Figure contents as structured data →
-.-.-

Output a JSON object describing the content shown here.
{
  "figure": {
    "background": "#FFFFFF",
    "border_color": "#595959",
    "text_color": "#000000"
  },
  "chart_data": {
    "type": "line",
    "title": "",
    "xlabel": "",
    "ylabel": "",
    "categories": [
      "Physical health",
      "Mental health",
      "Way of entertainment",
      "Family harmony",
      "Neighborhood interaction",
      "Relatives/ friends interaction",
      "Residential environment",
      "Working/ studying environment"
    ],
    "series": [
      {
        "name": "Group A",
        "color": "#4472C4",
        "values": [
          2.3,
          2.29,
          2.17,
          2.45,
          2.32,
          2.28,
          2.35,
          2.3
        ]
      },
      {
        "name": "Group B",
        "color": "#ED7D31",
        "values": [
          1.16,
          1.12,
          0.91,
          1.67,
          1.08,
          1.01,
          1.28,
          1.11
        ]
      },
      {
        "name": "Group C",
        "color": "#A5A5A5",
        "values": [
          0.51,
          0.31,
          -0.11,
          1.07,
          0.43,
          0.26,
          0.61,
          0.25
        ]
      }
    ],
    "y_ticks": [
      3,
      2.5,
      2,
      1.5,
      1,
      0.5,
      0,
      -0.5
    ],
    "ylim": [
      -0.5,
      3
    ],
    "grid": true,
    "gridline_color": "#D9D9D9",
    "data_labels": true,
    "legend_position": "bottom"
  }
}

-.-.-

Task objective → Your task is to repeat every line exactly.

Result →
Output a JSON object describing the content shown here.
{
  "figure": {
    "background": "#FFFFFF",
    "border_color": "#595959",
    "text_color": "#000000"
  },
  "chart_data": {
    "type": "line",
    "title": "",
    "xlabel": "",
    "ylabel": "",
    "categories": [
      "Physical health",
      "Mental health",
      "Way of entertainment",
      "Family harmony",
      "Neighborhood interaction",
      "Relatives/ friends interaction",
      "Residential environment",
      "Working/ studying environment"
    ],
    "series": [
      {
        "name": "Group A",
        "color": "#4472C4",
        "values": [
          2.3,
          2.29,
          2.17,
          2.45,
          2.32,
          2.28,
          2.35,
          2.3
        ]
      },
      {
        "name": "Group B",
        "color": "#ED7D31",
        "values": [
          1.16,
          1.12,
          0.91,
          1.67,
          1.08,
          1.01,
          1.28,
          1.11
        ]
      },
      {
        "name": "Group C",
        "color": "#A5A5A5",
        "values": [
          0.51,
          0.31,
          -0.11,
          1.07,
          0.43,
          0.26,
          0.61,
          0.25
        ]
      }
    ],
    "y_ticks": [
      3,
      2.5,
      2,
      1.5,
      1,
      0.5,
      0,
      -0.5
    ],
    "ylim": [
      -0.5,
      3
    ],
    "grid": true,
    "gridline_color": "#D9D9D9",
    "data_labels": true,
    "legend_position": "bottom"
  }
}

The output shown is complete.